§ **Exercise details**
Count the lines that hold the string "should". Reply with the number alone.

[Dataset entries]
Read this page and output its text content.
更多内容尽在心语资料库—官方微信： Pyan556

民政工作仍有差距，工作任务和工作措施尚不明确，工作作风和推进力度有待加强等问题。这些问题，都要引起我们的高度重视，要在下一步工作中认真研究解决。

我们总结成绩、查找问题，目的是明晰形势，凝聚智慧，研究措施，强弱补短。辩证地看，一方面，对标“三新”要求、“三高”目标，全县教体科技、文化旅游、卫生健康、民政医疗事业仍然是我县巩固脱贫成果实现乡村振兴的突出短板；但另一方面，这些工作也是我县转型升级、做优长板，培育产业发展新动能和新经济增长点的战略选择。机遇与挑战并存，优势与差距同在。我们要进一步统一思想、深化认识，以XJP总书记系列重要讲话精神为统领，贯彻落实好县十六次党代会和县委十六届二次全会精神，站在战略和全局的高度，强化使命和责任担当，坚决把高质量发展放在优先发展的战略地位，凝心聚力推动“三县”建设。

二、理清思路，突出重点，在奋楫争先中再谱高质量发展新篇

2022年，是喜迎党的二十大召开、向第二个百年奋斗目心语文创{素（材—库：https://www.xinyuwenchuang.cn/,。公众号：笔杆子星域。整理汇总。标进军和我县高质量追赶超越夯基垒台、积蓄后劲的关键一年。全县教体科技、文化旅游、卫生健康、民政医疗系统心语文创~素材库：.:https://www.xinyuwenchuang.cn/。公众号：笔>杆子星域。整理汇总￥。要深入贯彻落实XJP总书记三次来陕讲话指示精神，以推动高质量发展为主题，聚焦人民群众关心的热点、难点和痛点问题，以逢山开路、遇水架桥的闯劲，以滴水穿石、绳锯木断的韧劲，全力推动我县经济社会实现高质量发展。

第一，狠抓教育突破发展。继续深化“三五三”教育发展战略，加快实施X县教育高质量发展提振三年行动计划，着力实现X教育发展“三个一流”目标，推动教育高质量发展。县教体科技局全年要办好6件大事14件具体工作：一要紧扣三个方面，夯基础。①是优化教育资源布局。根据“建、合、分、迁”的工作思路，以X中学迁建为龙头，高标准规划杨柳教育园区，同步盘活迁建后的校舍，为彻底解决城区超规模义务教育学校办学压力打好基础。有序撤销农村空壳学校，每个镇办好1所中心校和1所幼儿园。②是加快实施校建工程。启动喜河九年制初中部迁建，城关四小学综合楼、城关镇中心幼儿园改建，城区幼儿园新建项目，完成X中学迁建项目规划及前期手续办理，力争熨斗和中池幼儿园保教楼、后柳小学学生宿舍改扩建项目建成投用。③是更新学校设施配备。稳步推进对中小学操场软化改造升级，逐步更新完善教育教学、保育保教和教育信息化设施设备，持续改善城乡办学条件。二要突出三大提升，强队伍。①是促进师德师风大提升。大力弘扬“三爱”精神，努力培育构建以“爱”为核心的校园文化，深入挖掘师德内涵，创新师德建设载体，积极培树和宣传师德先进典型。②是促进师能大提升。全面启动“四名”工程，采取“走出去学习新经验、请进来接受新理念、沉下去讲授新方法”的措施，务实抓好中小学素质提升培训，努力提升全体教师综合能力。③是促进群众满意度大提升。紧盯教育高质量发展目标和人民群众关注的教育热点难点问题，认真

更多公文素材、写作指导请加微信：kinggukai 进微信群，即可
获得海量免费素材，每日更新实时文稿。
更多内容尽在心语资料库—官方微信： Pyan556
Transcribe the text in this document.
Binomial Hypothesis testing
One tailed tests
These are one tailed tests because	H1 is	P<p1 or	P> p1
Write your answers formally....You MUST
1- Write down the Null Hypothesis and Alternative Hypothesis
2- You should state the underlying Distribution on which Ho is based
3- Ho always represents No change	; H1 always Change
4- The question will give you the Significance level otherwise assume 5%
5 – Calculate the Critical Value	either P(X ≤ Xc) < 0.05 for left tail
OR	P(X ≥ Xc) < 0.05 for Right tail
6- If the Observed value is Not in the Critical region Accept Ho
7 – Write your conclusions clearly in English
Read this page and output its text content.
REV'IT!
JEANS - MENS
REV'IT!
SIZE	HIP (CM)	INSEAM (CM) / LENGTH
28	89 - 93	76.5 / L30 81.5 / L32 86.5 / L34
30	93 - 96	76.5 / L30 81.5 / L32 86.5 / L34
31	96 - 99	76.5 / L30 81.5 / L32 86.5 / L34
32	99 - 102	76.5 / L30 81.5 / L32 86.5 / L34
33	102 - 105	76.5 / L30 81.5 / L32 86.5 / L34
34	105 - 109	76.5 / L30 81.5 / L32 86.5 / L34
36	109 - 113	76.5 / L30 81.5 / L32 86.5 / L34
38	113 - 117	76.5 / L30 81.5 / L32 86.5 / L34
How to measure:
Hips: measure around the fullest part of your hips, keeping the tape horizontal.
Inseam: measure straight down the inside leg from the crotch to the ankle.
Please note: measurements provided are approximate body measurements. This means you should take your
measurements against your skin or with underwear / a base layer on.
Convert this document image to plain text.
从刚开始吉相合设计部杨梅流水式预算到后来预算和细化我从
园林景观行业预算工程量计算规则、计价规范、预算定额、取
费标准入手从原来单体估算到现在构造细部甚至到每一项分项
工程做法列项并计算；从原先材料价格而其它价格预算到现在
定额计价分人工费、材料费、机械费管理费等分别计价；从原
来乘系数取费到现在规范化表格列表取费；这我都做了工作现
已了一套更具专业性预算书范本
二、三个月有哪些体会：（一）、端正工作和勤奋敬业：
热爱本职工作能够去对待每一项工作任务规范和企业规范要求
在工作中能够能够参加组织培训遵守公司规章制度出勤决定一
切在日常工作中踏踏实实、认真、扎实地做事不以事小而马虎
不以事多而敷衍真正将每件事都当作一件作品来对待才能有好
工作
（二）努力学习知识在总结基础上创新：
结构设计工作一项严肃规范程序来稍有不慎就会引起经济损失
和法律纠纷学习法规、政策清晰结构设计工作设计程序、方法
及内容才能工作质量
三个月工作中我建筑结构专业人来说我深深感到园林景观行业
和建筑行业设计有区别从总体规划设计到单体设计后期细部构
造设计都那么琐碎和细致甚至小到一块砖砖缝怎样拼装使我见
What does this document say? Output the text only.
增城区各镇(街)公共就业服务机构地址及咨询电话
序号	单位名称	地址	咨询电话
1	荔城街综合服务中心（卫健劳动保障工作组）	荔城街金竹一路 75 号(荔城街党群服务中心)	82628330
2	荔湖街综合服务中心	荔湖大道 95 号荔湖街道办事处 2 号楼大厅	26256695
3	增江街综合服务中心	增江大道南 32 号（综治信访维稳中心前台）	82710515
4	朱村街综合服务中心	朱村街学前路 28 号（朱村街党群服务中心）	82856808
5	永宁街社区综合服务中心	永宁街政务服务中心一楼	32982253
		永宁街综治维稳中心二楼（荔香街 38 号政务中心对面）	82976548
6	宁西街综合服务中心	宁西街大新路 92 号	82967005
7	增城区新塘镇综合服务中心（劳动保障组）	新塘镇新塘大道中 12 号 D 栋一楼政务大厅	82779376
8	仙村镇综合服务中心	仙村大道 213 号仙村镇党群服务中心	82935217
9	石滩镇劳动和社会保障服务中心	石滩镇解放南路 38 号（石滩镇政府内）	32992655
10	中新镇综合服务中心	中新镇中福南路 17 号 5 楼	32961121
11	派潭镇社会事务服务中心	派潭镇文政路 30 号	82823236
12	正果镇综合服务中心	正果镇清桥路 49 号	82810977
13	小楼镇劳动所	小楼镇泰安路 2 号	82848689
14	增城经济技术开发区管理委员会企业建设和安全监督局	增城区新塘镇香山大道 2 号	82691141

§ **Exercise response**
2